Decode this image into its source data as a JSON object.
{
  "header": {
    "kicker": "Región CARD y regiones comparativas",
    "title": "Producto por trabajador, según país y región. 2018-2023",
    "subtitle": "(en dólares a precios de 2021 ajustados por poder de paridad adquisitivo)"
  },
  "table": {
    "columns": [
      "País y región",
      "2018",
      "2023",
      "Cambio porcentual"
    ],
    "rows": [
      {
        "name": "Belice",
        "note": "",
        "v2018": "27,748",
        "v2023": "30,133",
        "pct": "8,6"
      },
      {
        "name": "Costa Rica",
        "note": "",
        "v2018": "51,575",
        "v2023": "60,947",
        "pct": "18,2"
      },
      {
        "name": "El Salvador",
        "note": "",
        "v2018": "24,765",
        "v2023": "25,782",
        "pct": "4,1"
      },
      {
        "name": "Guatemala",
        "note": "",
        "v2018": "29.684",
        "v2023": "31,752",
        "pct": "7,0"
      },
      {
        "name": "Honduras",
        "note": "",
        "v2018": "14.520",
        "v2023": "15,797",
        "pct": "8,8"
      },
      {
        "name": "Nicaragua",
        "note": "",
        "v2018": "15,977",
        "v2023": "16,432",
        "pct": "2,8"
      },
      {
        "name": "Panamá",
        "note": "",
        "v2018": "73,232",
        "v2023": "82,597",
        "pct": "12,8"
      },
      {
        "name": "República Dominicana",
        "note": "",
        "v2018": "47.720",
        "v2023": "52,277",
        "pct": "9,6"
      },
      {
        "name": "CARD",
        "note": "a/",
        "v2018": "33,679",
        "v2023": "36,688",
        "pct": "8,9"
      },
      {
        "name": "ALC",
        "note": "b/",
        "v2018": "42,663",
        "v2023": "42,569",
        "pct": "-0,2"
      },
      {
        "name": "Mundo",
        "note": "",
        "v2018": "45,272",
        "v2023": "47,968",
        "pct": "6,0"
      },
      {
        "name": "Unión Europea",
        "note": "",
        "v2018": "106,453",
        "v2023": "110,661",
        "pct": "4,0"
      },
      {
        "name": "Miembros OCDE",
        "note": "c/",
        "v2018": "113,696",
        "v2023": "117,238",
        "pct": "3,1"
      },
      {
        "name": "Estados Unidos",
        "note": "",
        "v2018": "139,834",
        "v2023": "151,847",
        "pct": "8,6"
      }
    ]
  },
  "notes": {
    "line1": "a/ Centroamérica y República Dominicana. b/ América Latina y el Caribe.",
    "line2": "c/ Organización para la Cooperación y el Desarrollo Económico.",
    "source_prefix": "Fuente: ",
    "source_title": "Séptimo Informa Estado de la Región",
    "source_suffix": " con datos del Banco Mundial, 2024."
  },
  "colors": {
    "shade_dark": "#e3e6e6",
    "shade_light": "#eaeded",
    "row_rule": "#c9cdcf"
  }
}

---

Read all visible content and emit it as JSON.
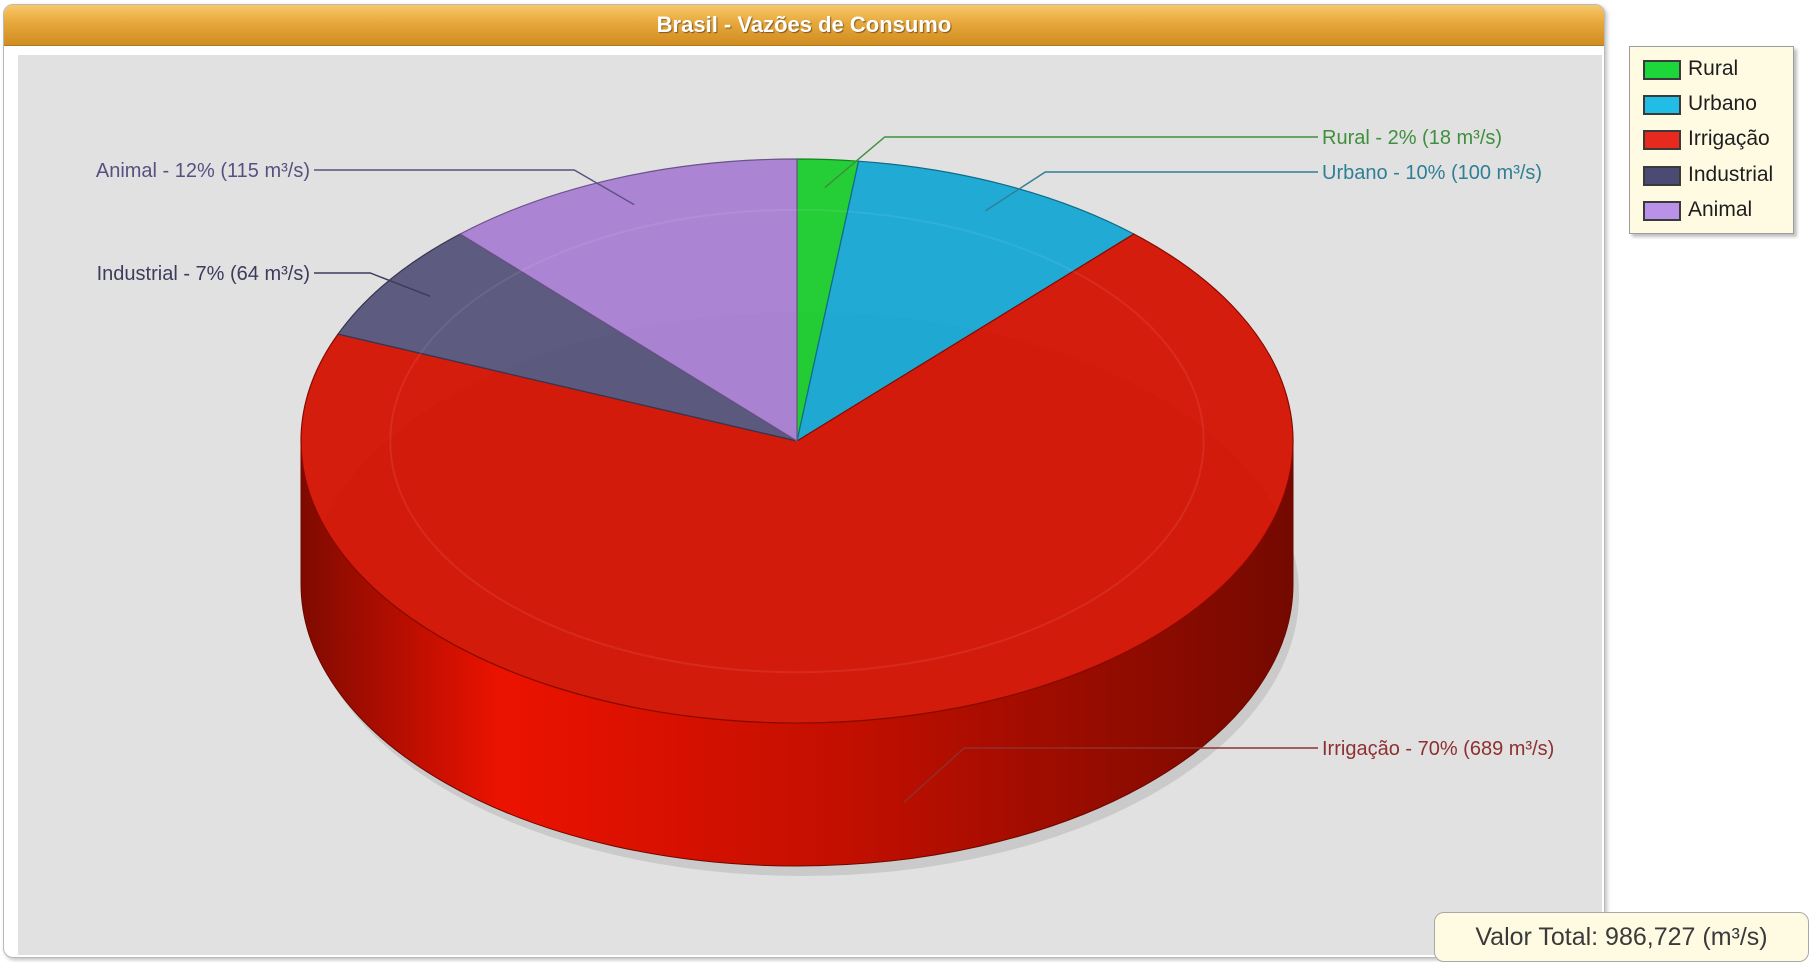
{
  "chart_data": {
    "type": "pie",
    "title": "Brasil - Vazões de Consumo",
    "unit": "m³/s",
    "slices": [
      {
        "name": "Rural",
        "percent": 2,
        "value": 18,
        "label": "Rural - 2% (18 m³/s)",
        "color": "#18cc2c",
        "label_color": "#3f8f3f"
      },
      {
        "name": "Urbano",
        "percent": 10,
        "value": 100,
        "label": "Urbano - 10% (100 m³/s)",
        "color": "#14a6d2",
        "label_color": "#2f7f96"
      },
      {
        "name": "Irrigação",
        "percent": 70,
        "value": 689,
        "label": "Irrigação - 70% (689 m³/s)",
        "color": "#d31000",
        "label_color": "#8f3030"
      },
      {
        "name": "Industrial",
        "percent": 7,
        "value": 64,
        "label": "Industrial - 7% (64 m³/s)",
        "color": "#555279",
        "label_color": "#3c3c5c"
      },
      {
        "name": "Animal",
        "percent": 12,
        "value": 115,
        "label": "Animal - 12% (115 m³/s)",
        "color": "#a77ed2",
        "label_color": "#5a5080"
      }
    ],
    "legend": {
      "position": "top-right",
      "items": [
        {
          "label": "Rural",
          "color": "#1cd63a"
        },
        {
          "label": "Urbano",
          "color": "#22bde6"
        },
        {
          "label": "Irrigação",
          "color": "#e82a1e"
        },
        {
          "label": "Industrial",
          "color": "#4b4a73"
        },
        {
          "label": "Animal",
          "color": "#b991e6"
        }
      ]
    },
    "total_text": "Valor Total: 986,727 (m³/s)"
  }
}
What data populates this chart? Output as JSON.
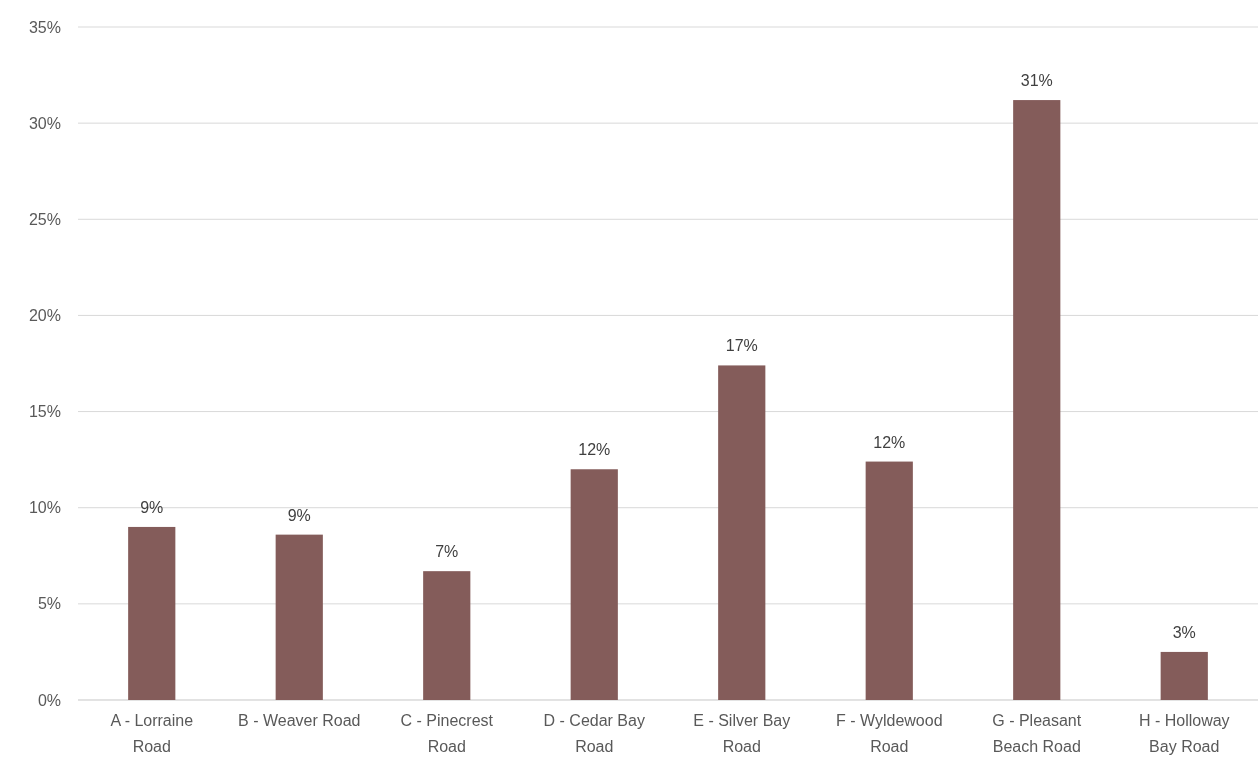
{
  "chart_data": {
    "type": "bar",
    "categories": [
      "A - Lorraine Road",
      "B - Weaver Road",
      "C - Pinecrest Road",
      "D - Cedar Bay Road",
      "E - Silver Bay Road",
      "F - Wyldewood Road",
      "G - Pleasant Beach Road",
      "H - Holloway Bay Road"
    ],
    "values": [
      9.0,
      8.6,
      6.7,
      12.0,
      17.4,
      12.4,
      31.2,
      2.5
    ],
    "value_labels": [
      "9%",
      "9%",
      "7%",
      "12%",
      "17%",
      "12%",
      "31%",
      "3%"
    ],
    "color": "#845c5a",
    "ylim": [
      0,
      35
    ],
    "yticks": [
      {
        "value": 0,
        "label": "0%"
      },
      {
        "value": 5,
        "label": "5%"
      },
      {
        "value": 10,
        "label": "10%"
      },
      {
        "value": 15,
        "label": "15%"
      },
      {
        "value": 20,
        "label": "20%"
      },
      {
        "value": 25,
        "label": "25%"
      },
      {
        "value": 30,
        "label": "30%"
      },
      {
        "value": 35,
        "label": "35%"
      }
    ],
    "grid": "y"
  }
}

What is asked → Gather up every line in the data above that contains the word "Urbano", copying each one.

Worked solution →
        "name": "Urbano",
        "label": "Urbano - 10% (100 m³/s)",
          "label": "Urbano",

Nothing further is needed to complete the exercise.